§ Stated goal:
Copy all lines in which the word "this" can be found.

§ Entries provided:
----

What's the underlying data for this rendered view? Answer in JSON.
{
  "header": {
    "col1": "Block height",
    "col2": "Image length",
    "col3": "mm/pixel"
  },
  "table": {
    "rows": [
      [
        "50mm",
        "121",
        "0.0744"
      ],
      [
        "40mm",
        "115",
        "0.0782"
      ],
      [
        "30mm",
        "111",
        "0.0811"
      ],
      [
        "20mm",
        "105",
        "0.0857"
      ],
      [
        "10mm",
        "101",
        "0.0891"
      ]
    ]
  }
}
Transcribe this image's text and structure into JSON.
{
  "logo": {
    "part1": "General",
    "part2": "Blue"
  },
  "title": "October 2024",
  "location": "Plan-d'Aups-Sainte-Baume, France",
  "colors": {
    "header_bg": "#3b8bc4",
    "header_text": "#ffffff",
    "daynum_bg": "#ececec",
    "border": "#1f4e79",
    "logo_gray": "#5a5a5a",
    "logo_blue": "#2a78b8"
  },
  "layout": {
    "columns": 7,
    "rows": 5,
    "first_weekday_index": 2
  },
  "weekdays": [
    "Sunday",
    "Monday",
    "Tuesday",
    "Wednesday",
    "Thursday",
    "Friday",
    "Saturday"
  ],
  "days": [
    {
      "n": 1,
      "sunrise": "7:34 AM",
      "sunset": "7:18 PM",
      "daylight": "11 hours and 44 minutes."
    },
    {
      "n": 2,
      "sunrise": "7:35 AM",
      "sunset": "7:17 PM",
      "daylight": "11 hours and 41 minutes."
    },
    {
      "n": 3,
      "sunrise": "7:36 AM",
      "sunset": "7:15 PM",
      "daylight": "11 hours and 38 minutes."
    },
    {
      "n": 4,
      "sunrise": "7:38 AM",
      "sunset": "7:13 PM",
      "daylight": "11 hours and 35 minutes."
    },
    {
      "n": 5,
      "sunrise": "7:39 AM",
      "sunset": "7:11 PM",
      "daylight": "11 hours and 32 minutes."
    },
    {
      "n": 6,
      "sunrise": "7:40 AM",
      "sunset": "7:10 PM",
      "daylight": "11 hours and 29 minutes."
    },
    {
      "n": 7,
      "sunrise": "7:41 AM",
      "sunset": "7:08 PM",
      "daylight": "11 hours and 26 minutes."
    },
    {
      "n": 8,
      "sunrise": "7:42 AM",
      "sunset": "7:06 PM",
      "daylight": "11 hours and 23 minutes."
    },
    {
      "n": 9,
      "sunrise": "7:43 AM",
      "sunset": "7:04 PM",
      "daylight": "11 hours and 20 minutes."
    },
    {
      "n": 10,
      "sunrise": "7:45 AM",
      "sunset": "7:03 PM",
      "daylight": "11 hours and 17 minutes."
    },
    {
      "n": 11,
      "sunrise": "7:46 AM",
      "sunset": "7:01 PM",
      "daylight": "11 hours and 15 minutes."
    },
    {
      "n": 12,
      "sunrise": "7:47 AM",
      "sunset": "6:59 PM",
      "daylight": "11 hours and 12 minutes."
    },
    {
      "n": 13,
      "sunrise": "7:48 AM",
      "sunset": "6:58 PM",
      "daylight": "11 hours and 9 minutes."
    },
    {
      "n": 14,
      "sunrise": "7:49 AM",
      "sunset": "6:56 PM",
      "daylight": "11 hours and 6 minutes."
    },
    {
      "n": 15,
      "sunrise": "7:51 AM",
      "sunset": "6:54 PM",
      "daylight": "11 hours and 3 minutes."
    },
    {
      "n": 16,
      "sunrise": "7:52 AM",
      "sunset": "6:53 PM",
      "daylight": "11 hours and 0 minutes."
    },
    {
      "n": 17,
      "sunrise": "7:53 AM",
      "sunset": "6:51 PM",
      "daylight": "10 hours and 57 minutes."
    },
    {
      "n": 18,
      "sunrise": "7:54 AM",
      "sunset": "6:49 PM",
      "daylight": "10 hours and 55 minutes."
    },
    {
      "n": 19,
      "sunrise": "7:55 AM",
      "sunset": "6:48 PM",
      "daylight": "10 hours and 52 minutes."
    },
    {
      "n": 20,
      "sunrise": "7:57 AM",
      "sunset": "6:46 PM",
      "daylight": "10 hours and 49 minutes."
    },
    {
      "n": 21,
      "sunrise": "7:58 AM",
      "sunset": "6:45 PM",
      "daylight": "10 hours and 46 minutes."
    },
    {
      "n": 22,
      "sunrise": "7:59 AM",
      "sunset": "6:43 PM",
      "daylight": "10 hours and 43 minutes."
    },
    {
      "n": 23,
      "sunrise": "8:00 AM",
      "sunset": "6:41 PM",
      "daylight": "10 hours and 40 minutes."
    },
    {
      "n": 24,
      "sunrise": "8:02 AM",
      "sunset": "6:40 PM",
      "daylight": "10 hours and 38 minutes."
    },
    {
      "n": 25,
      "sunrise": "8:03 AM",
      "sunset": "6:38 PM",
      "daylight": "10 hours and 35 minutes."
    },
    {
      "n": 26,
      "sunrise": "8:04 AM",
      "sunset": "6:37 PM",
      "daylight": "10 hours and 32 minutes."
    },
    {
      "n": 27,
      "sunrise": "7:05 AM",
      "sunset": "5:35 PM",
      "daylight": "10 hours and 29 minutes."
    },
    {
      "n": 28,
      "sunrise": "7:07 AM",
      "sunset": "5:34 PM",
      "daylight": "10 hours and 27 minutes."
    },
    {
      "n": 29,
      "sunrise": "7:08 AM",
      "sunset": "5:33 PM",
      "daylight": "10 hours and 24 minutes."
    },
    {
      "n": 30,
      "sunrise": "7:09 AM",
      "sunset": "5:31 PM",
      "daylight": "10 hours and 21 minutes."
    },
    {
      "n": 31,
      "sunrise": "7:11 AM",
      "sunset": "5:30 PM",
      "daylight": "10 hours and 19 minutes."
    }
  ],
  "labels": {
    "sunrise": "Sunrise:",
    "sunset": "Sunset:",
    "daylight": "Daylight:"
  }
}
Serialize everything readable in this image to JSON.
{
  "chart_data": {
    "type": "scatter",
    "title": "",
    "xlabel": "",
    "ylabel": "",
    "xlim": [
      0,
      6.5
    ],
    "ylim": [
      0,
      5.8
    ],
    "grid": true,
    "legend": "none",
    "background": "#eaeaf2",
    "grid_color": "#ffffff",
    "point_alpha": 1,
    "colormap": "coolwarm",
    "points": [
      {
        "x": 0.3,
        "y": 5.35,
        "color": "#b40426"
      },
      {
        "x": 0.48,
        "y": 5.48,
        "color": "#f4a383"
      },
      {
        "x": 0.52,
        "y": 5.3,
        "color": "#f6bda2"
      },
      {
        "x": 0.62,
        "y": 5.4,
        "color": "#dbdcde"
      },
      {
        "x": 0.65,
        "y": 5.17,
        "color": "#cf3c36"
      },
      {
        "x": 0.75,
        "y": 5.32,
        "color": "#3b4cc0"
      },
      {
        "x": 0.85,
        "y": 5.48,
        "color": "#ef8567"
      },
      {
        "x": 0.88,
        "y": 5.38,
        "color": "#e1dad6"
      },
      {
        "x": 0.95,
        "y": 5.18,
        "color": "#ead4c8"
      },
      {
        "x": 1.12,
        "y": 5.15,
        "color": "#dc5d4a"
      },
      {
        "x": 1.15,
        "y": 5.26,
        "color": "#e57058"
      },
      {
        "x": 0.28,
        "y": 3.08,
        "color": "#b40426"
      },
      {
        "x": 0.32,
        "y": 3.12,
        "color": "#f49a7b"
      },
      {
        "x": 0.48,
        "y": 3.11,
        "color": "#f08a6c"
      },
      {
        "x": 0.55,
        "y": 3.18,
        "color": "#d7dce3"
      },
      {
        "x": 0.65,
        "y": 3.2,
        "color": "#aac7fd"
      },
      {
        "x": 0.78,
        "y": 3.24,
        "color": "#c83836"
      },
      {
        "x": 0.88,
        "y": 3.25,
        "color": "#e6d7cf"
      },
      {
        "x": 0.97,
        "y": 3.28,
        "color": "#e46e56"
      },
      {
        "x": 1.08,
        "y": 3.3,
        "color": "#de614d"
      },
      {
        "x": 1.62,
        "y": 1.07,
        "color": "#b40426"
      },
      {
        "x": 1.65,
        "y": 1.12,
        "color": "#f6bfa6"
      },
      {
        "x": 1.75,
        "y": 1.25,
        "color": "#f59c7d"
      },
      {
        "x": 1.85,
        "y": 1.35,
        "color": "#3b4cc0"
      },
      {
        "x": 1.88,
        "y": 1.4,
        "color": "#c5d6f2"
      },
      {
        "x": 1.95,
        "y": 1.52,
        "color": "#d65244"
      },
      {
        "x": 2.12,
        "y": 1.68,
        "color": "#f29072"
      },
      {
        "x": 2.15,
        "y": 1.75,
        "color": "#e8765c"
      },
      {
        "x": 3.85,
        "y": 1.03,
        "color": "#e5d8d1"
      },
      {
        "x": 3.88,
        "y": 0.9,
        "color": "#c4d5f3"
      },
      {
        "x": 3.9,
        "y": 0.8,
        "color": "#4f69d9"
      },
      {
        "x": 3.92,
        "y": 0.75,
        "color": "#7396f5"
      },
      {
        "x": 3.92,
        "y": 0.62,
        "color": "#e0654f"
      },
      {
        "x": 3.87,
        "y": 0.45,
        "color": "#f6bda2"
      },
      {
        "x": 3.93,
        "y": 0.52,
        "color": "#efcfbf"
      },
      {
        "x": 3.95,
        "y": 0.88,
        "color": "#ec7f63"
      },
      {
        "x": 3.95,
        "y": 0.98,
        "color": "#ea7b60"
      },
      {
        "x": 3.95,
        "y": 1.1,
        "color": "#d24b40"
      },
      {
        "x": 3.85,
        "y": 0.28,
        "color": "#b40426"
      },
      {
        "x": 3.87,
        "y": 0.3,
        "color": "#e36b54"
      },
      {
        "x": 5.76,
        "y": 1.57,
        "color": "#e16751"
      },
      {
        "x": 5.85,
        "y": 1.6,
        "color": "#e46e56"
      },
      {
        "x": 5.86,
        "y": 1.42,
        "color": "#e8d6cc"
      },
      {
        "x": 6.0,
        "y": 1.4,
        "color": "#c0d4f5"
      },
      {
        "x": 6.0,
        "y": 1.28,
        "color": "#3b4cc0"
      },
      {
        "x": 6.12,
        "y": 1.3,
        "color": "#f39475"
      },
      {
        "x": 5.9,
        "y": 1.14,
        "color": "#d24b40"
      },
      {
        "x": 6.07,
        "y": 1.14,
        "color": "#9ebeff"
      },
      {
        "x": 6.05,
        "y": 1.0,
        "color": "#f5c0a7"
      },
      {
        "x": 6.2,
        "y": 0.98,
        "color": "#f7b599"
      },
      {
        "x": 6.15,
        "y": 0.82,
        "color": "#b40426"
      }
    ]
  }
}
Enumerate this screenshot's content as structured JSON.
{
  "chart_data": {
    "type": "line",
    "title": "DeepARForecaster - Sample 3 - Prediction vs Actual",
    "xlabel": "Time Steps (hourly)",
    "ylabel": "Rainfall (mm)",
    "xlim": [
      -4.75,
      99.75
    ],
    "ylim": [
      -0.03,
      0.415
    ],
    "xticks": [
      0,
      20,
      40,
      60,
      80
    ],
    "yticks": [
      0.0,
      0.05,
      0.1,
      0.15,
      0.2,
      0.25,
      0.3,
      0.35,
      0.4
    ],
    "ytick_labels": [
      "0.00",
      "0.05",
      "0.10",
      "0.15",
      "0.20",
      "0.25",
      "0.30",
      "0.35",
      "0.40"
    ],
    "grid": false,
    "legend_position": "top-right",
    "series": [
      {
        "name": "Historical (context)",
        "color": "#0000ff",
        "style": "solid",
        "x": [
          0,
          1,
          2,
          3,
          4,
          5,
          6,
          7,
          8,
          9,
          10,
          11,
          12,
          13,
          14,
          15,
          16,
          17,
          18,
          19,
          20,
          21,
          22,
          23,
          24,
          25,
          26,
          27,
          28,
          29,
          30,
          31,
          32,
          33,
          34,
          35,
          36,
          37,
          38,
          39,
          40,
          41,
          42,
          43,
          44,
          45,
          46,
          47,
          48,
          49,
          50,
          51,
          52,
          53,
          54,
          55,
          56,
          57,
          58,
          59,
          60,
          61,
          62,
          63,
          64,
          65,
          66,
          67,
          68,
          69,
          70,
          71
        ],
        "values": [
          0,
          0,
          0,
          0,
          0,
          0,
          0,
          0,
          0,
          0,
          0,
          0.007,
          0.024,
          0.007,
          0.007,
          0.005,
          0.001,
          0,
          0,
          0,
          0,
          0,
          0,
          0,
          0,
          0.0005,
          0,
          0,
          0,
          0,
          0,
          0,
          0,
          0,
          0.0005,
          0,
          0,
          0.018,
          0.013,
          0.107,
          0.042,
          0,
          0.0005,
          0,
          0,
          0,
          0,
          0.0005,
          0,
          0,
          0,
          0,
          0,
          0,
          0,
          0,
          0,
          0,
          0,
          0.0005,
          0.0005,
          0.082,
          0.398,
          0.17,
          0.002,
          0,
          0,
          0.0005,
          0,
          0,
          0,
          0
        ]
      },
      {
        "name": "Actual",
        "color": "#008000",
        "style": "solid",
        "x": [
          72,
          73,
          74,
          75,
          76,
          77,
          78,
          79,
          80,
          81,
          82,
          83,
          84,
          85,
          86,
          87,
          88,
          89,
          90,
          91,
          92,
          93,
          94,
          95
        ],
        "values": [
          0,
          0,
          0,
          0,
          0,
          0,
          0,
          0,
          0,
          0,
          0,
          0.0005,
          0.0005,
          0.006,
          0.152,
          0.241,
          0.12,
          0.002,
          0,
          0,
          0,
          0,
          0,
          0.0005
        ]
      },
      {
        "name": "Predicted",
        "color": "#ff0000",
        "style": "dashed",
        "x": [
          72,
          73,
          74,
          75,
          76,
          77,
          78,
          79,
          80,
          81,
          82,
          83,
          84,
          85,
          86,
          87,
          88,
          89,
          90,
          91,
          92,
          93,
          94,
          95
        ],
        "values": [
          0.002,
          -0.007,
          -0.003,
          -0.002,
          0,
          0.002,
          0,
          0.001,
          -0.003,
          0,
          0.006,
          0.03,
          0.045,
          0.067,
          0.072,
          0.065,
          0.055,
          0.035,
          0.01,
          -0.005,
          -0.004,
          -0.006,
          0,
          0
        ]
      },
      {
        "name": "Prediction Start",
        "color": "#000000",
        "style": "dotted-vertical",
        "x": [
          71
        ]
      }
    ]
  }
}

----

§ Exercise solution:
What's the underlying data for this rendered view? Answer in JSON.
Transcribe this image's text and structure into JSON.
Serialize everything readable in this image to JSON.
Enumerate this screenshot's content as structured JSON.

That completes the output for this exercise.